▸ DOCUMENT SEGMENT:
>> Begin
I don't know anything about professional writing for the Internet, but I think you have an advantage that doesn't exist for many aspiring writers...

You undoubtedly have a local newspaper in your area (Idaho, right???), and maybe you have more than one if you widen the "area" you consider "yours."

Find a story that hasn't been covered in your area (could be a local person who actually has a colorful and newsworthy story...or a local kid growing up who is determined to be [whatever is most improbable in your area] and has [this at least vaguely newsworthy thing] to show for it...or a niche athlete (fencing, or something equally off-the-beaten track)...or some not-yet-told local history story that you've researched and can write up in an interesting way.

Go in to the paper, talk to the editor or assistant editor, tell them you want to write a local-themed story about [name your subject], and might they be interested in printing it?
>> End
▸ DATA SHOWN:
>> Begin
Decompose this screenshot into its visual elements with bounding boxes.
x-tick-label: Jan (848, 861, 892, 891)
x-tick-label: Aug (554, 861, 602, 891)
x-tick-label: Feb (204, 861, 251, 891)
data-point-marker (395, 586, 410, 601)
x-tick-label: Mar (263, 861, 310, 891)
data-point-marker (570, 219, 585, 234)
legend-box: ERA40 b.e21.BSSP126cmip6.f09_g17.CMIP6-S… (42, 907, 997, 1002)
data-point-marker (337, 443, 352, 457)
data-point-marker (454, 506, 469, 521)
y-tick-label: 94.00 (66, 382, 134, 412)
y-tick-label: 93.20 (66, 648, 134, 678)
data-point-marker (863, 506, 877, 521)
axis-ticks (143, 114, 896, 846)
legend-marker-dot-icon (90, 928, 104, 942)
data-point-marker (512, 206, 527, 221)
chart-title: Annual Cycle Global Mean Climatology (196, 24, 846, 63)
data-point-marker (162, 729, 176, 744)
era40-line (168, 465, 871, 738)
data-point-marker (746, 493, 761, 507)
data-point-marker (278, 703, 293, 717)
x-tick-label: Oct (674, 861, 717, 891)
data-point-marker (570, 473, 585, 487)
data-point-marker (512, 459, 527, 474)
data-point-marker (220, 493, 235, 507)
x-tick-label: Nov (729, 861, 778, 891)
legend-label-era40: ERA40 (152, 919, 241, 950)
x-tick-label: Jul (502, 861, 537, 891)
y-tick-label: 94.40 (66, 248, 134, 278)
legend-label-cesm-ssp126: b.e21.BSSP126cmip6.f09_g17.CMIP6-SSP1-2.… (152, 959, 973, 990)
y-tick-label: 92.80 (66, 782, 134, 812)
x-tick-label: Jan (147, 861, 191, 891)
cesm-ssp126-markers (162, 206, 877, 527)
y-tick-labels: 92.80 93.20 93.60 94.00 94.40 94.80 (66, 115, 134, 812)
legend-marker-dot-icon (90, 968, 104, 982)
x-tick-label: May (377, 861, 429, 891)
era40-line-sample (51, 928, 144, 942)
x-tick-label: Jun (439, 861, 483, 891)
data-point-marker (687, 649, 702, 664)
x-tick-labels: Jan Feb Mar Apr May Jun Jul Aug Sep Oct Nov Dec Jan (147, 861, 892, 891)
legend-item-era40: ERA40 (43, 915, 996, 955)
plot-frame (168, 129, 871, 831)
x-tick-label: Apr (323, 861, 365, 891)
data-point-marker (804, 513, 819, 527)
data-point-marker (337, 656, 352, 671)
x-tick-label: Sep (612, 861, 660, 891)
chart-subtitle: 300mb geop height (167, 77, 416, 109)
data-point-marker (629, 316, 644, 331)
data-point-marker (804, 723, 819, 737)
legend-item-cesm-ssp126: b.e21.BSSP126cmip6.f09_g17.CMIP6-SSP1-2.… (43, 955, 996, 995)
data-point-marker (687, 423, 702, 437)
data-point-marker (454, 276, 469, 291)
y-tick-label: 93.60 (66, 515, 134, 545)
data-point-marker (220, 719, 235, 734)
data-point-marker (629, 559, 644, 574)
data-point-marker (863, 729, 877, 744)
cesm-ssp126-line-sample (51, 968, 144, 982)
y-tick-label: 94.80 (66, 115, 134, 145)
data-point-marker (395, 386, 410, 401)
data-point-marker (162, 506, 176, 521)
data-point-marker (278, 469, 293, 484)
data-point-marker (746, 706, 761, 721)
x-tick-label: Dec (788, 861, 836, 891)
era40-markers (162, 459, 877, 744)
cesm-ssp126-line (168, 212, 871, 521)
>> End
▸ AIM 1:
Rewrite everything from the start of the listing down to the line containing "y-tick-label: 94.00 (66, 382, 134, 412)", changing "data-point-marker" to "plot-point" and keeping the rest the same.
▸ AIM 2:
Continue the advice on pitching a local story to a newspaper from the point where it stops.
The text and the listing have nothing to do with each other.

▸ TASK RESPONSE 1:
Decompose this screenshot into its visual elements with bounding boxes.
x-tick-label: Jan (848, 861, 892, 891)
x-tick-label: Aug (554, 861, 602, 891)
x-tick-label: Feb (204, 861, 251, 891)
plot-point (395, 586, 410, 601)
x-tick-label: Mar (263, 861, 310, 891)
plot-point (570, 219, 585, 234)
legend-box: ERA40 b.e21.BSSP126cmip6.f09_g17.CMIP6-S… (42, 907, 997, 1002)
plot-point (337, 443, 352, 457)
plot-point (454, 506, 469, 521)
y-tick-label: 94.00 (66, 382, 134, 412)

▸ TASK RESPONSE 2:
Learn to write in newspaper fashion (the five "W's"---who, what, when, why, and where---plus the "H" (how), and make sure your story has ALL of them...how to write in an "inverted triangle" (most important facts at the top of the story, tapering down to the least important things)...and how to format the stories you submit (ask the editors how THEY want submitted pages formatted, learn that way, and then check with online sources to see if the evolving larger world has tweaked that basic template, because it probably HAS).

You could volunteer to write obituaries ("obits"), engagement and wedding stories, baby and adoption announcements, and whatever store openings or local community service announcements they have in your area, or maybe do a series of reviews of films at your local theatres, perhaps in conjunction with those theatres (bring in this coupon attached to the story and get your popcorn for $1.00 off)---realizing that your reviews are going to have to be POSITIVE reviews so that you're actually bringing in admissions to those films...

The object is to get credits: actually published pieces (which you are VERY unlikely to get paid for, but which, in the real world, count as legitimate professional writing credits).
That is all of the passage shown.